____ Dataset records

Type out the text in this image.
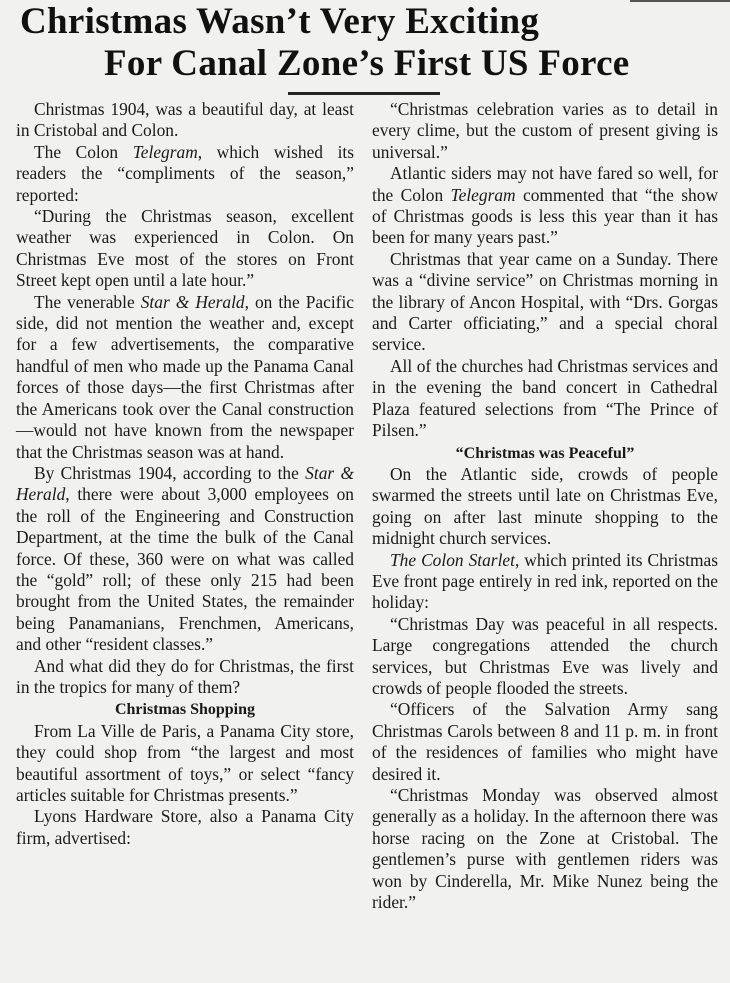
Christmas Wasn’t Very Exciting
For Canal Zone’s First US Force

Christmas 1904, was a beautiful day, at least in Cristobal and Colon.

The Colon Telegram, which wished its readers the “compliments of the season,” reported:

“During the Christmas season, excellent weather was experienced in Colon. On Christmas Eve most of the stores on Front Street kept open until a late hour.”

The venerable Star & Herald, on the Pacific side, did not mention the weather and, except for a few advertisements, the comparative handful of men who made up the Panama Canal forces of those days—the first Christmas after the Americans took over the Canal construction—would not have known from the newspaper that the Christmas season was at hand.

By Christmas 1904, according to the Star & Herald, there were about 3,000 employees on the roll of the Engineering and Construction Department, at the time the bulk of the Canal force. Of these, 360 were on what was called the “gold” roll; of these only 215 had been brought from the United States, the remainder being Panamanians, Frenchmen, Americans, and other “resident classes.”

And what did they do for Christmas, the first in the tropics for many of them?

Christmas Shopping

From La Ville de Paris, a Panama City store, they could shop from “the largest and most beautiful assortment of toys,” or select “fancy articles suitable for Christmas presents.”

Lyons Hardware Store, also a Panama City firm, advertised:

“Christmas celebration varies as to detail in every clime, but the custom of present giving is universal.”

Atlantic siders may not have fared so well, for the Colon Telegram commented that “the show of Christmas goods is less this year than it has been for many years past.”

Christmas that year came on a Sunday. There was a “divine service” on Christmas morning in the library of Ancon Hospital, with “Drs. Gorgas and Carter officiating,” and a special choral service.

All of the churches had Christmas services and in the evening the band concert in Cathedral Plaza featured selections from “The Prince of Pilsen.”

“Christmas was Peaceful”

On the Atlantic side, crowds of people swarmed the streets until late on Christmas Eve, going on after last minute shopping to the midnight church services.

The Colon Starlet, which printed its Christmas Eve front page entirely in red ink, reported on the holiday:

“Christmas Day was peaceful in all respects. Large congregations attended the church services, but Christmas Eve was lively and crowds of people flooded the streets.

“Officers of the Salvation Army sang Christmas Carols between 8 and 11 p. m. in front of the residences of families who might have desired it.

“Christmas Monday was observed almost generally as a holiday. In the afternoon there was horse racing on the Zone at Cristobal. The gentlemen’s purse with gentlemen riders was won by Cinderella, Mr. Mike Nunez being the rider.”
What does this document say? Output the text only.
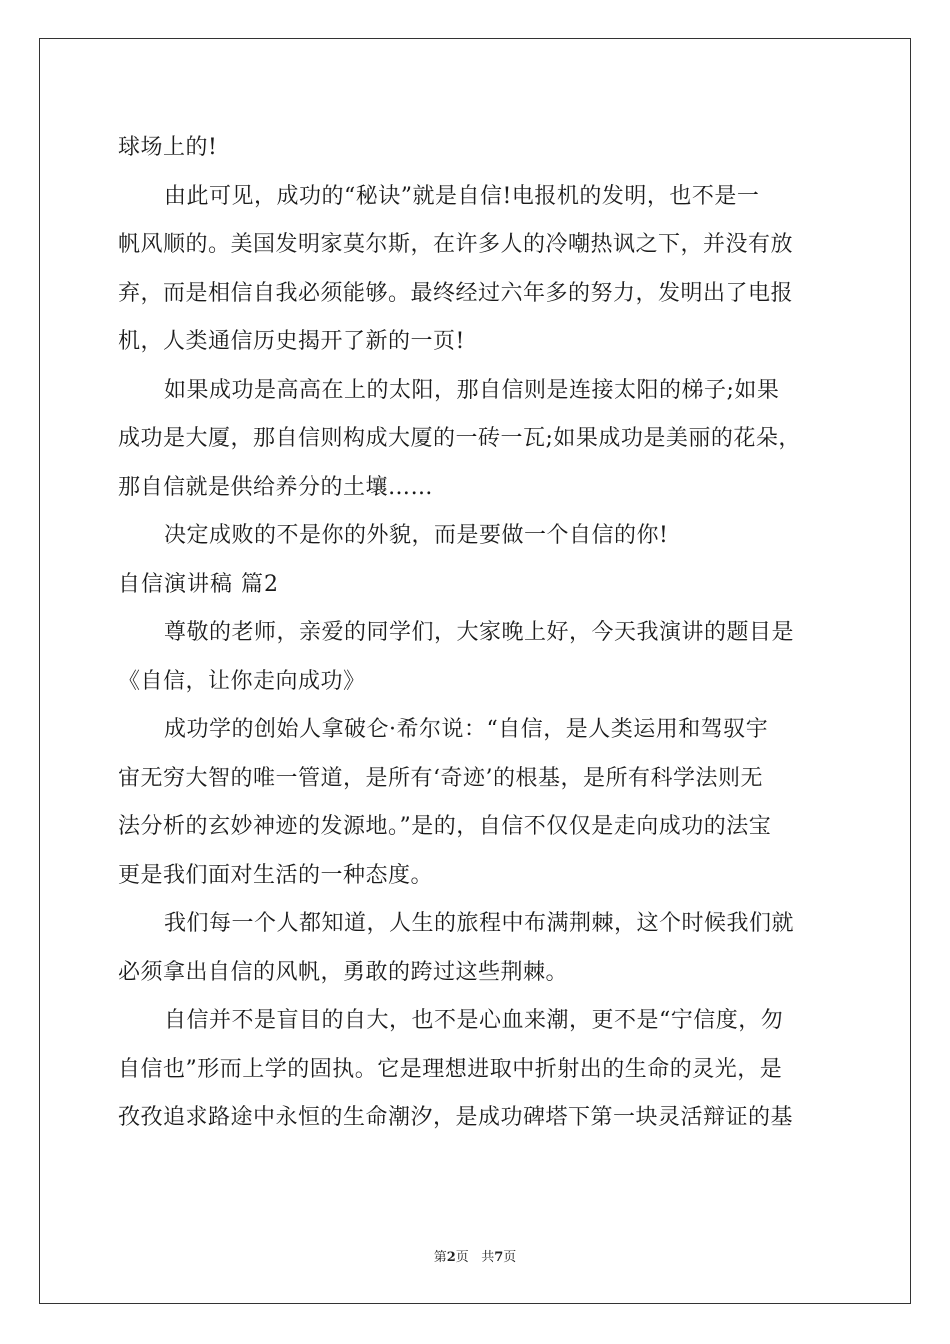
球场上的!
由此可见，成功的“秘诀”就是自信!电报机的发明，也不是一
帆风顺的。美国发明家莫尔斯，在许多人的冷嘲热讽之下，并没有放
弃，而是相信自我必须能够。最终经过六年多的努力，发明出了电报
机，人类通信历史揭开了新的一页!
如果成功是高高在上的太阳，那自信则是连接太阳的梯子;如果
成功是大厦，那自信则构成大厦的一砖一瓦;如果成功是美丽的花朵，
那自信就是供给养分的土壤……
决定成败的不是你的外貌，而是要做一个自信的你!
自信演讲稿 篇2
尊敬的老师，亲爱的同学们，大家晚上好，今天我演讲的题目是
《自信，让你走向成功》
成功学的创始人拿破仑·希尔说：“自信，是人类运用和驾驭宇
宙无穷大智的唯一管道，是所有‘奇迹’的根基，是所有科学法则无
法分析的玄妙神迹的发源地。”是的，自信不仅仅是走向成功的法宝
更是我们面对生活的一种态度。
我们每一个人都知道，人生的旅程中布满荆棘，这个时候我们就
必须拿出自信的风帆，勇敢的跨过这些荆棘。
自信并不是盲目的自大，也不是心血来潮，更不是“宁信度，勿
自信也”形而上学的固执。它是理想进取中折射出的生命的灵光，是
孜孜追求路途中永恒的生命潮汐，是成功碑塔下第一块灵活辩证的基
第2页 共7页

________

→ **Task directions**
The lines to be extracted begin at the line containing "What does this" and continue through the final line of the material above, both ends included. Reproduce them exactly, without the pictures.

→ **Complete response**
What does this document say? Output the text only.
球场上的!
由此可见，成功的“秘诀”就是自信!电报机的发明，也不是一
帆风顺的。美国发明家莫尔斯，在许多人的冷嘲热讽之下，并没有放
弃，而是相信自我必须能够。最终经过六年多的努力，发明出了电报
机，人类通信历史揭开了新的一页!
如果成功是高高在上的太阳，那自信则是连接太阳的梯子;如果
成功是大厦，那自信则构成大厦的一砖一瓦;如果成功是美丽的花朵，
那自信就是供给养分的土壤……
决定成败的不是你的外貌，而是要做一个自信的你!
自信演讲稿 篇2
尊敬的老师，亲爱的同学们，大家晚上好，今天我演讲的题目是
《自信，让你走向成功》
成功学的创始人拿破仑·希尔说：“自信，是人类运用和驾驭宇
宙无穷大智的唯一管道，是所有‘奇迹’的根基，是所有科学法则无
法分析的玄妙神迹的发源地。”是的，自信不仅仅是走向成功的法宝
更是我们面对生活的一种态度。
我们每一个人都知道，人生的旅程中布满荆棘，这个时候我们就
必须拿出自信的风帆，勇敢的跨过这些荆棘。
自信并不是盲目的自大，也不是心血来潮，更不是“宁信度，勿
自信也”形而上学的固执。它是理想进取中折射出的生命的灵光，是
孜孜追求路途中永恒的生命潮汐，是成功碑塔下第一块灵活辩证的基
第2页 共7页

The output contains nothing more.